Masyarakat Daerah Terpencil Jadi Korban Operator Telekomunikasi

Ilustrasi cek sinyal ponsel di daerah terpencil.
Sumber :
  • Pixabay

VIVA – Kementerian Komunikasi dan Informatika atau Kominfo tengah melakukan evaluasi dan perpanjangan Izin Pita Frekuensi Radio (IPFR) operator telekomunikasi di frekuensi 800Mhz, 900Mhz, dan 1.800Mhz. Jika pada periode sebelumnya operator telekomunikasi dibebaskan dalam menentukan komitmen pembangunan, kini tidak bisa lagi.

Menkominfo Johnny G. Plate meminta seluruh operator telekomunikasi agar memenuhi komitmen pembangunan di 3.435 daerah non-komersial yang belum mendapatkan layanan telekomunikasi.

Ia mengingatkan, apabila operator tidak memasukkan komitmen pembangunan di 3.435 daerah non-komersial, maka IPFR hanya akan diperpanjang satu tahun. Tapi sebaliknya, jika mereka mau membangun daerah tersebut akan diberi perpanjangan IPFR untuk 10 tahun ke depan.

Komisioner Ombudsman, Ahmad Alamsyah Saragih, memberikan respons positif terhadap langkah tegas Menkominfo yang ‘memaksa’ operator telekomunikasi membangun di 3.435 daerah non-komersial. Menurutnya, komitmen pembangunan tersebut bukan sekadar amanat UU 39 Tahun 1999 tentang Telekomunikasi, tetapi juga konstitusi.

"Dahulu, operator telekomunikasi banyak yang mengabaikan amanat UU. Mereka pegang izin penyelenggaraan telekomunikasi secara nasional, namun yang dibangun hanya daerah yang menguntungkan saja," kata dia, Senin, 14 Desember 2020.

Alamsyah menuturkan pandemi COVID-19 telah menyadarkan pemerintah masih banyak masyarakat di daerah terpencil yang dikorbankan oleh operator telekomunikasi. Padahal, telekomunikasi adalah hak dasar seluruh masyarakat.

Namun, ungkap dia, karena prinsip dasar Pelayanan Universal Telekomunikasi (Universal Service Obligation/USO) kerap diputar-putar, maka baru sekarang operator merasakan dampaknya, yaitu dipaksa pemerintah membangun ribuan daerah non-komersial.

Data Hasil Ekstraksi:
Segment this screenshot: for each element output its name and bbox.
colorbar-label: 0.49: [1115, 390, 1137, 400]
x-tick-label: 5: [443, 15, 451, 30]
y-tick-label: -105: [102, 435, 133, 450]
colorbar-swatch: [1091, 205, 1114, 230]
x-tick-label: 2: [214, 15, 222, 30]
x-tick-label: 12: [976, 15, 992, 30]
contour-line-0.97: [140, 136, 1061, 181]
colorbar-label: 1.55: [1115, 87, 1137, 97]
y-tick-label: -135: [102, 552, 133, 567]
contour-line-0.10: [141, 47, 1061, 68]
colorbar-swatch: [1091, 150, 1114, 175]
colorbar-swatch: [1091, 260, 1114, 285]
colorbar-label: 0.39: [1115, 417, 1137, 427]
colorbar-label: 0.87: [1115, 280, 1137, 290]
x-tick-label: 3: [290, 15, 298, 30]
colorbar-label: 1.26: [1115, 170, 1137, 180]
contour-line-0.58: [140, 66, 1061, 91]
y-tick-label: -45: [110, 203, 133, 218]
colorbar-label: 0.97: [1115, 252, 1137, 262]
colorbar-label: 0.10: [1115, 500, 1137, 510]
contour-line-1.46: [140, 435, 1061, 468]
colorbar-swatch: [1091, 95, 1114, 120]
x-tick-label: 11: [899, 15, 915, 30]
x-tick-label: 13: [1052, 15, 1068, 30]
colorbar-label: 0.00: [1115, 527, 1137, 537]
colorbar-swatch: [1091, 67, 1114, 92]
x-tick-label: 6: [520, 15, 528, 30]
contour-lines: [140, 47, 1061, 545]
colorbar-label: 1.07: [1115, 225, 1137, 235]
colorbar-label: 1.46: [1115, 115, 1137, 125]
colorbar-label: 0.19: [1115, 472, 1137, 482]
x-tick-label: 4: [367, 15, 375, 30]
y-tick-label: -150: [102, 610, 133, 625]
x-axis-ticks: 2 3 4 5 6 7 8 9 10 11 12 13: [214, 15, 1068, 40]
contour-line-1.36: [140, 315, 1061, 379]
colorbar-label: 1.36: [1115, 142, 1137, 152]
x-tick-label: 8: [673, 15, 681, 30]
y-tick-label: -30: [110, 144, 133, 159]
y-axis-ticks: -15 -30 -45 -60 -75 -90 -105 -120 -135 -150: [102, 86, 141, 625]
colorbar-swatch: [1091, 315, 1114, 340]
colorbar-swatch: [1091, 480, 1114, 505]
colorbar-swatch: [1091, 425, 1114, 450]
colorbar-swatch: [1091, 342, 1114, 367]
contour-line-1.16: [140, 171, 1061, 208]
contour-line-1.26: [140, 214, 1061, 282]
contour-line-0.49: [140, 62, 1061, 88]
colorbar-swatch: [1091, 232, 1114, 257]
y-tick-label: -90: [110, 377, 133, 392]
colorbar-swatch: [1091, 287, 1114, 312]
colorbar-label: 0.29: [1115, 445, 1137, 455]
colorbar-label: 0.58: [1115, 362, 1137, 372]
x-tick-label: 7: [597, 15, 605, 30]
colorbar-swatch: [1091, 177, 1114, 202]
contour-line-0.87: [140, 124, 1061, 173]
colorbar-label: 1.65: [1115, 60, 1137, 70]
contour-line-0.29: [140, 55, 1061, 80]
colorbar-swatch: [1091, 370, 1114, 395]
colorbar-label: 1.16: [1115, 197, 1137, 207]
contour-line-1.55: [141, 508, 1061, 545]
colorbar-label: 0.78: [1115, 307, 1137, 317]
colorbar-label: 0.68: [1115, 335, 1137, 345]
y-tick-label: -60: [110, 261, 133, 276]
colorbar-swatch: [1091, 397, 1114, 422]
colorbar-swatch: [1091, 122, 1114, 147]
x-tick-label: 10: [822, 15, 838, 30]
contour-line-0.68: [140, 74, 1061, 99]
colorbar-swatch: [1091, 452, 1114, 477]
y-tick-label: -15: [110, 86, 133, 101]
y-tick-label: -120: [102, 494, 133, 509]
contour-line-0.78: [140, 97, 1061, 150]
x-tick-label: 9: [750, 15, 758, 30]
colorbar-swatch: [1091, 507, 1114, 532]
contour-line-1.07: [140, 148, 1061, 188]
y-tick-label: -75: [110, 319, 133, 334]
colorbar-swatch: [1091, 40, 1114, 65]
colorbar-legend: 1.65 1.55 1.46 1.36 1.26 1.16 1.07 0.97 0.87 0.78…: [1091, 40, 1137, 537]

Rincian Latihan: Sambung berita tentang kewajiban operator telekomunikasi membangun di daerah terpencil, dimulai tepat setelah kalimat terakhirnya.

Jawaban:
“Saya minta pemerintah jangan abaikan mandat USO dalam UU Telekomunikasi. Operator yang dahulu bermain-main baru sekarang tahu akibatnya. Apa yang dilakukan Menkominfo saat ini sudah benar bahwa manuver yang dilakukan operator yang menunda-nunda pembangunan di daerah remote berdampak negatif bagi transformasi digital," tegas Alamsyah.

Photo :
  • flickr.com

Ia juga mengingatkan banyak sekali infrastruktur telekomunikasi untuk daerah terpencil, seperti pembangunan Palapa Ring, yang dibangun hingga saat ini belum menjadi solusi bagi penggelaran jaringan telekomunikasi di daerah USO.

Bahkan, saat ini pemerintah telah menganggarkan yang dananya diambil dari APBN untuk membangun jaringan telekomunikasi di daerah USO. "Menurut saya itu keliru. Sebab, pemerintah sudah memiliki dana USO dari operator telekomunikasi,” tuturnya.

Alamsyah juga mengkritik Badan Aksesibilitas Telekomunikasi dan Informasi atau Bakti Kominfo yang melupakan tugas dan fungsi utama mereka untuk membangun jaringan telekomunikasi daerah USO.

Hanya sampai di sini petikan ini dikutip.